#### [Work to complete]
Exact reproduction is required for all entries.

[Records that describe figures]
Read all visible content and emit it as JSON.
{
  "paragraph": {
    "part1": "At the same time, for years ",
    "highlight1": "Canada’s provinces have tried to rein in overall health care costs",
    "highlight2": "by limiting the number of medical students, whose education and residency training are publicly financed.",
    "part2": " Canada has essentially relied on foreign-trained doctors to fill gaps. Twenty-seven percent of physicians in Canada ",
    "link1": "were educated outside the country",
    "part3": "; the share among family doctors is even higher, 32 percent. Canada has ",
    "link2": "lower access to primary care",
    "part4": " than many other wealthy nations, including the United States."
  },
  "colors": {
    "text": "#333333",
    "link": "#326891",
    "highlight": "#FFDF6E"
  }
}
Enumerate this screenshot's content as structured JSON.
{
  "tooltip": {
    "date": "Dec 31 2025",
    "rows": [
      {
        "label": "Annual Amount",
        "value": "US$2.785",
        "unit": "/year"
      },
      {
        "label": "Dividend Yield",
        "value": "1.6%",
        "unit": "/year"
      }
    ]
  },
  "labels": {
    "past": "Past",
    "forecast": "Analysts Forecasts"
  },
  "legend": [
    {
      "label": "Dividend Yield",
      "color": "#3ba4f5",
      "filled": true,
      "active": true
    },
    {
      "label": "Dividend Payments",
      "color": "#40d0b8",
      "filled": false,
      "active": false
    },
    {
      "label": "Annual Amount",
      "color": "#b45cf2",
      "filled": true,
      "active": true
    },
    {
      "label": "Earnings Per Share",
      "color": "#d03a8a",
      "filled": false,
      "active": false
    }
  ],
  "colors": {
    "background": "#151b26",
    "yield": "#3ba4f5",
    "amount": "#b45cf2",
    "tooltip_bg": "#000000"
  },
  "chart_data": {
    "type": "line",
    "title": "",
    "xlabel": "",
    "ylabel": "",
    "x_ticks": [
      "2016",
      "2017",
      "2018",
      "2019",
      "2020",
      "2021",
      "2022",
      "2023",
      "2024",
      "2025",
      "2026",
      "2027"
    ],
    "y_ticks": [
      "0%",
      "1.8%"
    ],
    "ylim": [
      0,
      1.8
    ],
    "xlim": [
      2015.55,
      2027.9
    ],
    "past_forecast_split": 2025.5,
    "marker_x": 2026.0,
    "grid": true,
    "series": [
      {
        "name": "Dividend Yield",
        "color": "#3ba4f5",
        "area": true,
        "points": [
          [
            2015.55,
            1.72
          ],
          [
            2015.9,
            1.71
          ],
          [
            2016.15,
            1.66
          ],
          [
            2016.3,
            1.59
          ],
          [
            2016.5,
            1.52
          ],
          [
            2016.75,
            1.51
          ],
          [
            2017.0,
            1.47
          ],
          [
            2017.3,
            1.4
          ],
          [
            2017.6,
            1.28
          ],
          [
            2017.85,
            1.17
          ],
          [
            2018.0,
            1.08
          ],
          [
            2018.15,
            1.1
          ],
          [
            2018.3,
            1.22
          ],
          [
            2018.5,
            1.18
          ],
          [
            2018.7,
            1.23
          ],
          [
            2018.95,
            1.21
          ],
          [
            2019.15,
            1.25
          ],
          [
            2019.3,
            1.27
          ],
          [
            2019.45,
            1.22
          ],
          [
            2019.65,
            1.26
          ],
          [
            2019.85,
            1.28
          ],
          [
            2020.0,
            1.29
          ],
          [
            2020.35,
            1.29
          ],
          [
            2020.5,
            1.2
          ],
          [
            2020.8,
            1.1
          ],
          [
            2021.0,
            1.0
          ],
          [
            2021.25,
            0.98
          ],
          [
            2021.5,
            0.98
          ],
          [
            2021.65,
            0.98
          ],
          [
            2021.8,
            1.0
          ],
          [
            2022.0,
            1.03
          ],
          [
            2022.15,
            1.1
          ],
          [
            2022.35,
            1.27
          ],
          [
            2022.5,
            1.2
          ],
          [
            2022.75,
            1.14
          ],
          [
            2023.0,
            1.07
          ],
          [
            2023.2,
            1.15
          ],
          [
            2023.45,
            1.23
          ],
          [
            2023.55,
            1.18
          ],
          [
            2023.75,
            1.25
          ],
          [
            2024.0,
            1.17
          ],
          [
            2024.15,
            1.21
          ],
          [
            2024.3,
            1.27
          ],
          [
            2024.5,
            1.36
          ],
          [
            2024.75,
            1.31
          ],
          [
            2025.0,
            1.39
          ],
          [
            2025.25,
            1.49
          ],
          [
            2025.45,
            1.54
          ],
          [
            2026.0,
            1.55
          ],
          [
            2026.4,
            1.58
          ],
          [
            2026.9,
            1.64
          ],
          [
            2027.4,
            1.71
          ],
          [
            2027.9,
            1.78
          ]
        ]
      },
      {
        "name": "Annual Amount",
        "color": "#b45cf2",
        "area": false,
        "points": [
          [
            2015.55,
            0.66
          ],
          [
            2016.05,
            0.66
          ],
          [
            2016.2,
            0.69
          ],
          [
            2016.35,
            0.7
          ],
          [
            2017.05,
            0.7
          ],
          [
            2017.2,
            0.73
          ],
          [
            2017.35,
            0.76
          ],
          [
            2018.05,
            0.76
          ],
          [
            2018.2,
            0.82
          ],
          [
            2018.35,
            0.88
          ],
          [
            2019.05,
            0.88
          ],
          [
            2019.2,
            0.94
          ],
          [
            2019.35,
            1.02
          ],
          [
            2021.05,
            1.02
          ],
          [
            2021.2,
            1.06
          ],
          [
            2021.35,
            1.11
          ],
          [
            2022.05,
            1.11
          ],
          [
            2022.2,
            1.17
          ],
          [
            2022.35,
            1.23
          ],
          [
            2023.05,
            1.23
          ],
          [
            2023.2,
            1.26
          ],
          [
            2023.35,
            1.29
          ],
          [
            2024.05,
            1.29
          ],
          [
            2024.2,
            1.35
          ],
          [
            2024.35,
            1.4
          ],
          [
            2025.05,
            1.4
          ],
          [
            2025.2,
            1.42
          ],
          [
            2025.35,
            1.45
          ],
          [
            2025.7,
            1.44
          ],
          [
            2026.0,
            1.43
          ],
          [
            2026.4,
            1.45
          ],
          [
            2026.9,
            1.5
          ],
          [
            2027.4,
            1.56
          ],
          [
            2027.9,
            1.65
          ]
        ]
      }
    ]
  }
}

#### [The answer]
Read all visible content and emit it as JSON.
{
  "paragraph": {
    "part1": "At the same time, for years ",
    "highlight1": "Canada’s provinces have tried to rein in overall health care costs",
    "highlight2": "by limiting the number of medical students, whose education and residency training are publicly financed.",
    "part2": " Canada has essentially relied on foreign-trained doctors to fill gaps. Twenty-seven percent of physicians in Canada ",
    "link1": "were educated outside the country",
    "part3": "; the share among family doctors is even higher, 32 percent. Canada has ",
    "link2": "lower access to primary care",
    "part4": " than many other wealthy nations, including the United States."
  },
  "colors": {
    "text": "#333333",
    "link": "#326891",
    "highlight": "#FFDF6E"
  }
}
Enumerate this screenshot's content as structured JSON.
{
  "tooltip": {
    "date": "Dec 31 2025",
    "rows": [
      {
        "label": "Annual Amount",
        "value": "US$2.785",
        "unit": "/year"
      },
      {
        "label": "Dividend Yield",
        "value": "1.6%",
        "unit": "/year"
      }
    ]
  },
  "labels": {
    "past": "Past",
    "forecast": "Analysts Forecasts"
  },
  "legend": [
    {
      "label": "Dividend Yield",
      "color": "#3ba4f5",
      "filled": true,
      "active": true
    },
    {
      "label": "Dividend Payments",
      "color": "#40d0b8",
      "filled": false,
      "active": false
    },
    {
      "label": "Annual Amount",
      "color": "#b45cf2",
      "filled": true,
      "active": true
    },
    {
      "label": "Earnings Per Share",
      "color": "#d03a8a",
      "filled": false,
      "active": false
    }
  ],
  "colors": {
    "background": "#151b26",
    "yield": "#3ba4f5",
    "amount": "#b45cf2",
    "tooltip_bg": "#000000"
  },
  "chart_data": {
    "type": "line",
    "title": "",
    "xlabel": "",
    "ylabel": "",
    "x_ticks": [
      "2016",
      "2017",
      "2018",
      "2019",
      "2020",
      "2021",
      "2022",
      "2023",
      "2024",
      "2025",
      "2026",
      "2027"
    ],
    "y_ticks": [
      "0%",
      "1.8%"
    ],
    "ylim": [
      0,
      1.8
    ],
    "xlim": [
      2015.55,
      2027.9
    ],
    "past_forecast_split": 2025.5,
    "marker_x": 2026.0,
    "grid": true,
    "series": [
      {
        "name": "Dividend Yield",
        "color": "#3ba4f5",
        "area": true,
        "points": [
          [
            2015.55,
            1.72
          ],
          [
            2015.9,
            1.71
          ],
          [
            2016.15,
            1.66
          ],
          [
            2016.3,
            1.59
          ],
          [
            2016.5,
            1.52
          ],
          [
            2016.75,
            1.51
          ],
          [
            2017.0,
            1.47
          ],
          [
            2017.3,
            1.4
          ],
          [
            2017.6,
            1.28
          ],
          [
            2017.85,
            1.17
          ],
          [
            2018.0,
            1.08
          ],
          [
            2018.15,
            1.1
          ],
          [
            2018.3,
            1.22
          ],
          [
            2018.5,
            1.18
          ],
          [
            2018.7,
            1.23
          ],
          [
            2018.95,
            1.21
          ],
          [
            2019.15,
            1.25
          ],
          [
            2019.3,
            1.27
          ],
          [
            2019.45,
            1.22
          ],
          [
            2019.65,
            1.26
          ],
          [
            2019.85,
            1.28
          ],
          [
            2020.0,
            1.29
          ],
          [
            2020.35,
            1.29
          ],
          [
            2020.5,
            1.2
          ],
          [
            2020.8,
            1.1
          ],
          [
            2021.0,
            1.0
          ],
          [
            2021.25,
            0.98
          ],
          [
            2021.5,
            0.98
          ],
          [
            2021.65,
            0.98
          ],
          [
            2021.8,
            1.0
          ],
          [
            2022.0,
            1.03
          ],
          [
            2022.15,
            1.1
          ],
          [
            2022.35,
            1.27
          ],
          [
            2022.5,
            1.2
          ],
          [
            2022.75,
            1.14
          ],
          [
            2023.0,
            1.07
          ],
          [
            2023.2,
            1.15
          ],
          [
            2023.45,
            1.23
          ],
          [
            2023.55,
            1.18
          ],
          [
            2023.75,
            1.25
          ],
          [
            2024.0,
            1.17
          ],
          [
            2024.15,
            1.21
          ],
          [
            2024.3,
            1.27
          ],
          [
            2024.5,
            1.36
          ],
          [
            2024.75,
            1.31
          ],
          [
            2025.0,
            1.39
          ],
          [
            2025.25,
            1.49
          ],
          [
            2025.45,
            1.54
          ],
          [
            2026.0,
            1.55
          ],
          [
            2026.4,
            1.58
          ],
          [
            2026.9,
            1.64
          ],
          [
            2027.4,
            1.71
          ],
          [
            2027.9,
            1.78
          ]
        ]
      },
      {
        "name": "Annual Amount",
        "color": "#b45cf2",
        "area": false,
        "points": [
          [
            2015.55,
            0.66
          ],
          [
            2016.05,
            0.66
          ],
          [
            2016.2,
            0.69
          ],
          [
            2016.35,
            0.7
          ],
          [
            2017.05,
            0.7
          ],
          [
            2017.2,
            0.73
          ],
          [
            2017.35,
            0.76
          ],
          [
            2018.05,
            0.76
          ],
          [
            2018.2,
            0.82
          ],
          [
            2018.35,
            0.88
          ],
          [
            2019.05,
            0.88
          ],
          [
            2019.2,
            0.94
          ],
          [
            2019.35,
            1.02
          ],
          [
            2021.05,
            1.02
          ],
          [
            2021.2,
            1.06
          ],
          [
            2021.35,
            1.11
          ],
          [
            2022.05,
            1.11
          ],
          [
            2022.2,
            1.17
          ],
          [
            2022.35,
            1.23
          ],
          [
            2023.05,
            1.23
          ],
          [
            2023.2,
            1.26
          ],
          [
            2023.35,
            1.29
          ],
          [
            2024.05,
            1.29
          ],
          [
            2024.2,
            1.35
          ],
          [
            2024.35,
            1.4
          ],
          [
            2025.05,
            1.4
          ],
          [
            2025.2,
            1.42
          ],
          [
            2025.35,
            1.45
          ],
          [
            2025.7,
            1.44
          ],
          [
            2026.0,
            1.43
          ],
          [
            2026.4,
            1.45
          ],
          [
            2026.9,
            1.5
          ],
          [
            2027.4,
            1.56
          ],
          [
            2027.9,
            1.65
          ]
        ]
      }
    ]
  }
}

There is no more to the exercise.